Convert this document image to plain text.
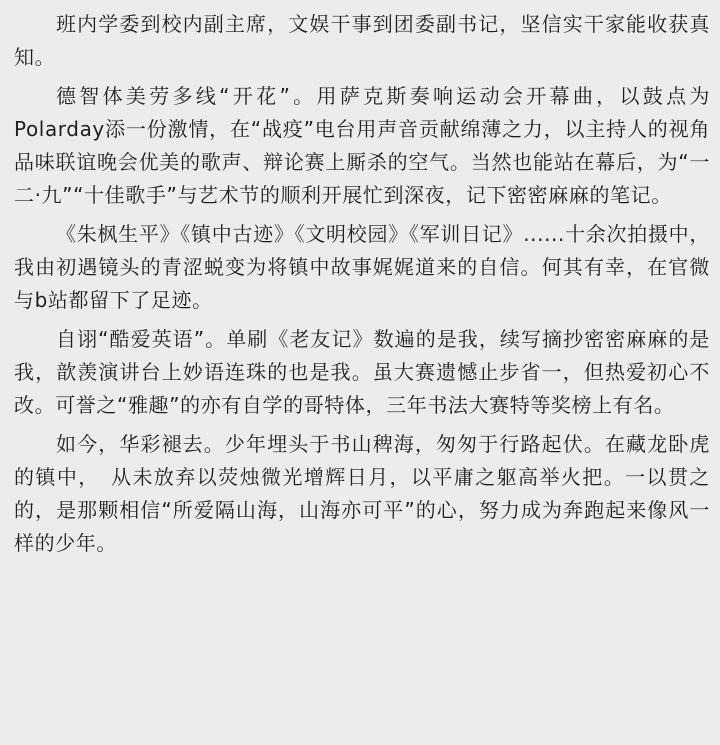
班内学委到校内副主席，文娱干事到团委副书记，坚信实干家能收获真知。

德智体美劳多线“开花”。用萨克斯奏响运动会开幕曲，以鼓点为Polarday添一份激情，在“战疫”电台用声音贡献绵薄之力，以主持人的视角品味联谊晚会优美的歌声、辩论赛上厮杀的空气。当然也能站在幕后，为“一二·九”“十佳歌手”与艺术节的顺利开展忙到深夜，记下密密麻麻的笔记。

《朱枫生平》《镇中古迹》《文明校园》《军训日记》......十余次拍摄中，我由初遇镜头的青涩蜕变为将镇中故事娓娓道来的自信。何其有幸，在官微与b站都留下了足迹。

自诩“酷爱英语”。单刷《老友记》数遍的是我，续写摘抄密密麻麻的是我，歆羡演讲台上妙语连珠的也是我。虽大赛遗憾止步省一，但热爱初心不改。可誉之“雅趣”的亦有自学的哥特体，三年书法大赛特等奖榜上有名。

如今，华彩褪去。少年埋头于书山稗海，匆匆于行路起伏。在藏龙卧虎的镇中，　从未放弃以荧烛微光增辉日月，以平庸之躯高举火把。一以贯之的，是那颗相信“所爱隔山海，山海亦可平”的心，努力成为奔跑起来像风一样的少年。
==*==
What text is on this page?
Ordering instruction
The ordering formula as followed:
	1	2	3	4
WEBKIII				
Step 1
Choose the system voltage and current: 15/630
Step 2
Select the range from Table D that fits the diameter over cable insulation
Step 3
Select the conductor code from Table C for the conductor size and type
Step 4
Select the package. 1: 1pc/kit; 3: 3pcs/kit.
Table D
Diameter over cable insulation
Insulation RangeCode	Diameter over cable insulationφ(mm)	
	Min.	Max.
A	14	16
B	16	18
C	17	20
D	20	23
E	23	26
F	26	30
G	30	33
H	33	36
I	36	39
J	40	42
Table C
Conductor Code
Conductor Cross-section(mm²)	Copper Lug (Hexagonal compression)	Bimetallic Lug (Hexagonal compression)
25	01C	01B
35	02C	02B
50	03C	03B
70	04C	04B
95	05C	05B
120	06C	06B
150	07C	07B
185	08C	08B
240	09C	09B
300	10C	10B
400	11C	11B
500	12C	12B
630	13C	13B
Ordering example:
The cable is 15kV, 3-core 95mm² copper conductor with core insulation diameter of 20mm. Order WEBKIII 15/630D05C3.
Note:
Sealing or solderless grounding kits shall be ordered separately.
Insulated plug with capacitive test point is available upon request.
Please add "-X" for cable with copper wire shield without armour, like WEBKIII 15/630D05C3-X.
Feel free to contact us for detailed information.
==*==
§ EXERCISE:
Copy each line of the listing in which the word "Select" can be found.

§ FULL SOLUTION:
Select the range from Table D that fits the diameter over cable insulation
Select the conductor code from Table C for the conductor size and type
Select the package. 1: 1pc/kit; 3: 3pcs/kit.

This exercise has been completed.